▶ _Listed records_:
--- BEGIN ---

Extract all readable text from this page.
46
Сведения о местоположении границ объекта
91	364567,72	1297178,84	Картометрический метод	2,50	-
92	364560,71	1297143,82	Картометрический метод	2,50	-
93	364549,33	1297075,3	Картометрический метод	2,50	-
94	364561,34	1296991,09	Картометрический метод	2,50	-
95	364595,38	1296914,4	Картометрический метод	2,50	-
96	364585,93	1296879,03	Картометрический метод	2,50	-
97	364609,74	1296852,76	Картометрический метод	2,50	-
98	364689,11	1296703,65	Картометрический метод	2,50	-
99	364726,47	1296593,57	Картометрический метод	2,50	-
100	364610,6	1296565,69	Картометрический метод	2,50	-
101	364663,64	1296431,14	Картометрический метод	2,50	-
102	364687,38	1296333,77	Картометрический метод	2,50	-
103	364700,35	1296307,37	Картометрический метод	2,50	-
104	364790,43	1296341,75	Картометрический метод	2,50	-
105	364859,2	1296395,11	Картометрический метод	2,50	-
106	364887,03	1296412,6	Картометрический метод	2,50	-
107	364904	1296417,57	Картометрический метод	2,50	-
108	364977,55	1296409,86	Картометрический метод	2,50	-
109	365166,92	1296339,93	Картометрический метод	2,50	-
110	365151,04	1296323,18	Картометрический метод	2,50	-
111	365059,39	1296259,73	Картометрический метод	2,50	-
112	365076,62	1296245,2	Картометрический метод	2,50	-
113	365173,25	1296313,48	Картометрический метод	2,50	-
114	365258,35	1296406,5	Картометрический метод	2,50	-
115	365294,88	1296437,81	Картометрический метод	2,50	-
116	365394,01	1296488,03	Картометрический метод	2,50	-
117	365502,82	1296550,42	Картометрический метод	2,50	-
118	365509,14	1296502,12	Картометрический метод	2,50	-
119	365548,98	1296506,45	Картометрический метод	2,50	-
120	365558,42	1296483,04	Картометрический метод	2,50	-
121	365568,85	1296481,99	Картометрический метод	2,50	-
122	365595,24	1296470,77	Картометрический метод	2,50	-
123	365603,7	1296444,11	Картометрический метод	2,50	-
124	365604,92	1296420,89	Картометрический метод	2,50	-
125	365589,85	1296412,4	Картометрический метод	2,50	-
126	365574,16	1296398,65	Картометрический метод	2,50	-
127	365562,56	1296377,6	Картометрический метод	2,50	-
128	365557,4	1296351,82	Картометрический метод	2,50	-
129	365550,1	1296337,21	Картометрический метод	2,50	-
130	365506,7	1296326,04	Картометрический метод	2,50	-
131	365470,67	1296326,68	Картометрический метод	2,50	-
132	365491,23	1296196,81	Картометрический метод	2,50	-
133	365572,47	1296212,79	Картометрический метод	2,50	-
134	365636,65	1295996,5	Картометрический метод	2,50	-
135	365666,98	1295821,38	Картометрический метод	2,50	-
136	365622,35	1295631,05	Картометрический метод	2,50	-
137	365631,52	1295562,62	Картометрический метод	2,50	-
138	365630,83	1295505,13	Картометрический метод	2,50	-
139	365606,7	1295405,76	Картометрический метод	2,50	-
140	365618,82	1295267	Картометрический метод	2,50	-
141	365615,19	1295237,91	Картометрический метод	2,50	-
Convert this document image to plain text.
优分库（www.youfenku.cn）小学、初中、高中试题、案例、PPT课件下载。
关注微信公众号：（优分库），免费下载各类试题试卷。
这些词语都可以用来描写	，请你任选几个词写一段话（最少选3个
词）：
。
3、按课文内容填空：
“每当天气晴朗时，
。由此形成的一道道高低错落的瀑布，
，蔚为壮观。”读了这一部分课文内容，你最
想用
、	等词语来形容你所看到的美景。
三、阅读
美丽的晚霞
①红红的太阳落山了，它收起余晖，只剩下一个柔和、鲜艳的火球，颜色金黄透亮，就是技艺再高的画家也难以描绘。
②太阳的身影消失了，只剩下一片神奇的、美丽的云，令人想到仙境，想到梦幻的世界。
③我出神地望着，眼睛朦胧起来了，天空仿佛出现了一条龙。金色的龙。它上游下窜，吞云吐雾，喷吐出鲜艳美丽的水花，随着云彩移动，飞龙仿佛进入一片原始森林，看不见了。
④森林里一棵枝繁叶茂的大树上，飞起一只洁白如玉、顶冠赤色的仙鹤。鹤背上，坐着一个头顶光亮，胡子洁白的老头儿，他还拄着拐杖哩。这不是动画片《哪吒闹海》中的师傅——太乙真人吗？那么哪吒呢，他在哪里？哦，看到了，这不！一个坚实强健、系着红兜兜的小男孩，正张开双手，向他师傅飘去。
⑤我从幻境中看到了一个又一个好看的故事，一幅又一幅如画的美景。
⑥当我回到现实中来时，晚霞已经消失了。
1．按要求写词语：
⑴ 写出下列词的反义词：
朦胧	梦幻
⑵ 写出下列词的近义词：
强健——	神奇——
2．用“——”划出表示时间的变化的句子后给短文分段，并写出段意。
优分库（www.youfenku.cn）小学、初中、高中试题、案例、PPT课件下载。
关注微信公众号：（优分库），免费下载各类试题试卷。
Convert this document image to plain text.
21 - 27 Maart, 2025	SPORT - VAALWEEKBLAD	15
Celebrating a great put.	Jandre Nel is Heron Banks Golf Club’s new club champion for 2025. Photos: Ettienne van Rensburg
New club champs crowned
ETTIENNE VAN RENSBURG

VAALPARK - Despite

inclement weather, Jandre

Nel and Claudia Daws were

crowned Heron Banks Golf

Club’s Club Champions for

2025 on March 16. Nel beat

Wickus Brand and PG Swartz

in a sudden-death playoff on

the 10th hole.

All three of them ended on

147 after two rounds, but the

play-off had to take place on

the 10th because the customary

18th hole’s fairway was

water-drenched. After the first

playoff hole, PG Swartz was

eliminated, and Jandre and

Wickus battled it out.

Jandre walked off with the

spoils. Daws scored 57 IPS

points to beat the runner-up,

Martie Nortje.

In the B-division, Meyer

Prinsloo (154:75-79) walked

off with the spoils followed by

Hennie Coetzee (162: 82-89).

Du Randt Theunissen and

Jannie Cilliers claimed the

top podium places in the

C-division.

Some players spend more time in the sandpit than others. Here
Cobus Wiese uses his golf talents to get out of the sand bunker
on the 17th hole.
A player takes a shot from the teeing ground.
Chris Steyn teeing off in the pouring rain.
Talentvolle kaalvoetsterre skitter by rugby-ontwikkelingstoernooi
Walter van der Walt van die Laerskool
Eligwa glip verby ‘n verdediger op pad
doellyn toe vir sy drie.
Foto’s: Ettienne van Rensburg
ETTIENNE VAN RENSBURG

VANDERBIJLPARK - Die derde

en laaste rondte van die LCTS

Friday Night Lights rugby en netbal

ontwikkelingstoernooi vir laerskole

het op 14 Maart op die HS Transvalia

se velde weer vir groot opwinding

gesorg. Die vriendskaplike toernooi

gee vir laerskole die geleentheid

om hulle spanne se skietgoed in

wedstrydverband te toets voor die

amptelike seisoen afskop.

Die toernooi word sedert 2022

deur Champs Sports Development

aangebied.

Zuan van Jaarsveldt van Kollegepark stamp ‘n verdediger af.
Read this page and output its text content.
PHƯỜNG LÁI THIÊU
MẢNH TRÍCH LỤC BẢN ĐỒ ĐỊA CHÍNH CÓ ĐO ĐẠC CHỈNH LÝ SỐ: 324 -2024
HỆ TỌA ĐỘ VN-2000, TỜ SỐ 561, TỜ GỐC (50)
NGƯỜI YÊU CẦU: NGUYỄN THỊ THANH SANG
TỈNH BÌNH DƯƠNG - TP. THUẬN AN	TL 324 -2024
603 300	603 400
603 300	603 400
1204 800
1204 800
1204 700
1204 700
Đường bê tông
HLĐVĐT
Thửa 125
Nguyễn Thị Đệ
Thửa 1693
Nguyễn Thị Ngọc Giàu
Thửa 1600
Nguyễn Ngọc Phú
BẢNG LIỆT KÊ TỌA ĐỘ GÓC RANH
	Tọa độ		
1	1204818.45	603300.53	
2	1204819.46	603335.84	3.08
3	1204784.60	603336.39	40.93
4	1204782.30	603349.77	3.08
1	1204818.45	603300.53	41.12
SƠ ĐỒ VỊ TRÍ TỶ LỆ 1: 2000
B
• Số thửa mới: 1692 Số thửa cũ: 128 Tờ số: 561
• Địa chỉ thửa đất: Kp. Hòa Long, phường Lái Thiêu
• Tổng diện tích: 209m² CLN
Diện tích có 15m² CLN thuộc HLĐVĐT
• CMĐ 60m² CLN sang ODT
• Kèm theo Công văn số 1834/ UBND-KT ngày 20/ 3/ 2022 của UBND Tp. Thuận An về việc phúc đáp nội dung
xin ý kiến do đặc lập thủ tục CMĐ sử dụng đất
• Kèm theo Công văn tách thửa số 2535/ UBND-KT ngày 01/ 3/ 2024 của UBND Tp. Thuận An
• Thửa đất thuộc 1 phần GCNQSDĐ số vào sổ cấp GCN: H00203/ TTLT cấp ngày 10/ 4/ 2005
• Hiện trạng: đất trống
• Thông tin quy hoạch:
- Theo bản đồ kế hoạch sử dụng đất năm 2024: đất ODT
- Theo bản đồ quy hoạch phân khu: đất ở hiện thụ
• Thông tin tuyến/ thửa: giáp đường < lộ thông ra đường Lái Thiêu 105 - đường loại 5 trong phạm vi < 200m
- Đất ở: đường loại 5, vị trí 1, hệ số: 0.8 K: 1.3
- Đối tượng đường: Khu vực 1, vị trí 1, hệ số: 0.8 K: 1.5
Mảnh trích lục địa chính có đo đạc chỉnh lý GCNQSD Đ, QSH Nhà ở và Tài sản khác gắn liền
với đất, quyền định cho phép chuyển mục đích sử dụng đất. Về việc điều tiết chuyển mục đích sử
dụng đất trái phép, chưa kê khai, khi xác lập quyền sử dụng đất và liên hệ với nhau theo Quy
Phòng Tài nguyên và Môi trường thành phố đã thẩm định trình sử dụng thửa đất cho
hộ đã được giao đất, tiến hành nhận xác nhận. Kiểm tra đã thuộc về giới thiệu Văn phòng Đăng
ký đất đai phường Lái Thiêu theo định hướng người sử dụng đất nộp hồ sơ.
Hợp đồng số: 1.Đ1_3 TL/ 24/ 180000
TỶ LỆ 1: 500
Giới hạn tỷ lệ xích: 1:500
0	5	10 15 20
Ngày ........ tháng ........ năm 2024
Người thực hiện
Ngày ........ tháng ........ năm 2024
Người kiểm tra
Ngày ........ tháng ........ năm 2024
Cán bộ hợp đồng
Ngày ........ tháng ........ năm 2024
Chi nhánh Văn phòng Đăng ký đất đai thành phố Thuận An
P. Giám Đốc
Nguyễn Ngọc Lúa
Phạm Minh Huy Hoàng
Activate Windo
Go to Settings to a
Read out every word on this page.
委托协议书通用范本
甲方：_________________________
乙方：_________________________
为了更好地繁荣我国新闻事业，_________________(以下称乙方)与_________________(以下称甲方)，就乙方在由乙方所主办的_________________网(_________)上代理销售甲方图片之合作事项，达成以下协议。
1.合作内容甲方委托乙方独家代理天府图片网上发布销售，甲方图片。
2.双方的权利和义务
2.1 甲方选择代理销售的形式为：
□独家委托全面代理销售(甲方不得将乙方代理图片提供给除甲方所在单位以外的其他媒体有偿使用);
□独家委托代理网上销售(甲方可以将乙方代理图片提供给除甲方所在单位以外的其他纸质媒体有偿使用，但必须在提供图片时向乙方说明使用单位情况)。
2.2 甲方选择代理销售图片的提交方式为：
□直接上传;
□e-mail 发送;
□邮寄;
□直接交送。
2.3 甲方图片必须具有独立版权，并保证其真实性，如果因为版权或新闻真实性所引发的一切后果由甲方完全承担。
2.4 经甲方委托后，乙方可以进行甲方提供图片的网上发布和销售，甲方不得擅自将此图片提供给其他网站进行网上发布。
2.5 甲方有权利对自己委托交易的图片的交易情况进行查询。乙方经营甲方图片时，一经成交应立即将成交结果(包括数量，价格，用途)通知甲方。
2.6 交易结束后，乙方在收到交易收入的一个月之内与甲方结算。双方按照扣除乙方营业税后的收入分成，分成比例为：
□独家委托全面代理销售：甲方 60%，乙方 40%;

--- END ---

▶ _Problem to work on_:
Return all lines containing "walked".

▶ _Task response_:
Jandre walked off with the
Prinsloo (154:75-79) walked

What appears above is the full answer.